To do -> Repeat all of the material exactly as given.
=======
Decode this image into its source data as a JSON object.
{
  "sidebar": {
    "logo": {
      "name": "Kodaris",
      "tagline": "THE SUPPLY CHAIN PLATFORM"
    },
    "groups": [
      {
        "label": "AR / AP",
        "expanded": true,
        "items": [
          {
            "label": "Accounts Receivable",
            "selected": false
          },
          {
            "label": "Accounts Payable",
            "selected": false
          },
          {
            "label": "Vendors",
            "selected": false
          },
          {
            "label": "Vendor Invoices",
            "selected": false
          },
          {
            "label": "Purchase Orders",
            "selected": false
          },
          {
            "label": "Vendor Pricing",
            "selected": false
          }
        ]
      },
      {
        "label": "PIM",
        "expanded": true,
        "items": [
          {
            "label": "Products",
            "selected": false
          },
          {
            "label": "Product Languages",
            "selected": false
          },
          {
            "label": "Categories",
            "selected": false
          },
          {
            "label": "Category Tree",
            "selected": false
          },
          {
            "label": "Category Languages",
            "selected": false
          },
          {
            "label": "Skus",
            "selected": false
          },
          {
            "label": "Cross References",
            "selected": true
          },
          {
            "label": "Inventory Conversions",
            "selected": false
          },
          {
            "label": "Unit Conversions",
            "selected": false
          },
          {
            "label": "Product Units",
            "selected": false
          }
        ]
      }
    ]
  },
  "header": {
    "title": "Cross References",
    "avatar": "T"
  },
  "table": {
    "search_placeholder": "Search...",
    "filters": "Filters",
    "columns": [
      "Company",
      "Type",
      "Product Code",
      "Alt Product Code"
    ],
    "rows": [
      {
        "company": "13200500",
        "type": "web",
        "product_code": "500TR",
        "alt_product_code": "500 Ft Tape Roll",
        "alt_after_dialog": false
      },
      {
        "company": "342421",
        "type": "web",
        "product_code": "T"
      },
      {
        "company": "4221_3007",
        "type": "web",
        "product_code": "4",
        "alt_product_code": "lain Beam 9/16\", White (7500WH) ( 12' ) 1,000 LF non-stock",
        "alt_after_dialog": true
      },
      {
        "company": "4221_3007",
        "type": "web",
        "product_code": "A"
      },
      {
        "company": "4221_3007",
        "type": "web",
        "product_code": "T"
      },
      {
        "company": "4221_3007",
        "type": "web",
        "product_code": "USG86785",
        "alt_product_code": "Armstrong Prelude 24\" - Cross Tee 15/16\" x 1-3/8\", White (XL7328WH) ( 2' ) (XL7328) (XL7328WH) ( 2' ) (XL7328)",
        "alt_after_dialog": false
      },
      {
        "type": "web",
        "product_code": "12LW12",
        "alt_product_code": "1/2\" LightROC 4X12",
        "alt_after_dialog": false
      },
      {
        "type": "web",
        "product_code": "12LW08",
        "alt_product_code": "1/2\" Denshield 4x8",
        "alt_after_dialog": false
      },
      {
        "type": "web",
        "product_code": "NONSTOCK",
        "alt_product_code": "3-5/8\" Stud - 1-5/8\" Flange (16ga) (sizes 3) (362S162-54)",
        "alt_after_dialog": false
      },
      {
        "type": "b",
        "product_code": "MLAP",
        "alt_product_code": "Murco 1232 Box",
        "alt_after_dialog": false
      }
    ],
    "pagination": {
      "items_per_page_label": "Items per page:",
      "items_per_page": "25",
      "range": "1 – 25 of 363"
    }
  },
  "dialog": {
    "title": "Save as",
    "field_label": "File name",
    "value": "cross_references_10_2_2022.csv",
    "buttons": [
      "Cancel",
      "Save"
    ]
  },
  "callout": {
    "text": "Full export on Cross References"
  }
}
=======
Response ->
Decode this image into its source data as a JSON object.
{
  "sidebar": {
    "logo": {
      "name": "Kodaris",
      "tagline": "THE SUPPLY CHAIN PLATFORM"
    },
    "groups": [
      {
        "label": "AR / AP",
        "expanded": true,
        "items": [
          {
            "label": "Accounts Receivable",
            "selected": false
          },
          {
            "label": "Accounts Payable",
            "selected": false
          },
          {
            "label": "Vendors",
            "selected": false
          },
          {
            "label": "Vendor Invoices",
            "selected": false
          },
          {
            "label": "Purchase Orders",
            "selected": false
          },
          {
            "label": "Vendor Pricing",
            "selected": false
          }
        ]
      },
      {
        "label": "PIM",
        "expanded": true,
        "items": [
          {
            "label": "Products",
            "selected": false
          },
          {
            "label": "Product Languages",
            "selected": false
          },
          {
            "label": "Categories",
            "selected": false
          },
          {
            "label": "Category Tree",
            "selected": false
          },
          {
            "label": "Category Languages",
            "selected": false
          },
          {
            "label": "Skus",
            "selected": false
          },
          {
            "label": "Cross References",
            "selected": true
          },
          {
            "label": "Inventory Conversions",
            "selected": false
          },
          {
            "label": "Unit Conversions",
            "selected": false
          },
          {
            "label": "Product Units",
            "selected": false
          }
        ]
      }
    ]
  },
  "header": {
    "title": "Cross References",
    "avatar": "T"
  },
  "table": {
    "search_placeholder": "Search...",
    "filters": "Filters",
    "columns": [
      "Company",
      "Type",
      "Product Code",
      "Alt Product Code"
    ],
    "rows": [
      {
        "company": "13200500",
        "type": "web",
        "product_code": "500TR",
        "alt_product_code": "500 Ft Tape Roll",
        "alt_after_dialog": false
      },
      {
        "company": "342421",
        "type": "web",
        "product_code": "T"
      },
      {
        "company": "4221_3007",
        "type": "web",
        "product_code": "4",
        "alt_product_code": "lain Beam 9/16\", White (7500WH) ( 12' ) 1,000 LF non-stock",
        "alt_after_dialog": true
      },
      {
        "company": "4221_3007",
        "type": "web",
        "product_code": "A"
      },
      {
        "company": "4221_3007",
        "type": "web",
        "product_code": "T"
      },
      {
        "company": "4221_3007",
        "type": "web",
        "product_code": "USG86785",
        "alt_product_code": "Armstrong Prelude 24\" - Cross Tee 15/16\" x 1-3/8\", White (XL7328WH) ( 2' ) (XL7328) (XL7328WH) ( 2' ) (XL7328)",
        "alt_after_dialog": false
      },
      {
        "type": "web",
        "product_code": "12LW12",
        "alt_product_code": "1/2\" LightROC 4X12",
        "alt_after_dialog": false
      },
      {
        "type": "web",
        "product_code": "12LW08",
        "alt_product_code": "1/2\" Denshield 4x8",
        "alt_after_dialog": false
      },
      {
        "type": "web",
        "product_code": "NONSTOCK",
        "alt_product_code": "3-5/8\" Stud - 1-5/8\" Flange (16ga) (sizes 3) (362S162-54)",
        "alt_after_dialog": false
      },
      {
        "type": "b",
        "product_code": "MLAP",
        "alt_product_code": "Murco 1232 Box",
        "alt_after_dialog": false
      }
    ],
    "pagination": {
      "items_per_page_label": "Items per page:",
      "items_per_page": "25",
      "range": "1 – 25 of 363"
    }
  },
  "dialog": {
    "title": "Save as",
    "field_label": "File name",
    "value": "cross_references_10_2_2022.csv",
    "buttons": [
      "Cancel",
      "Save"
    ]
  },
  "callout": {
    "text": "Full export on Cross References"
  }
}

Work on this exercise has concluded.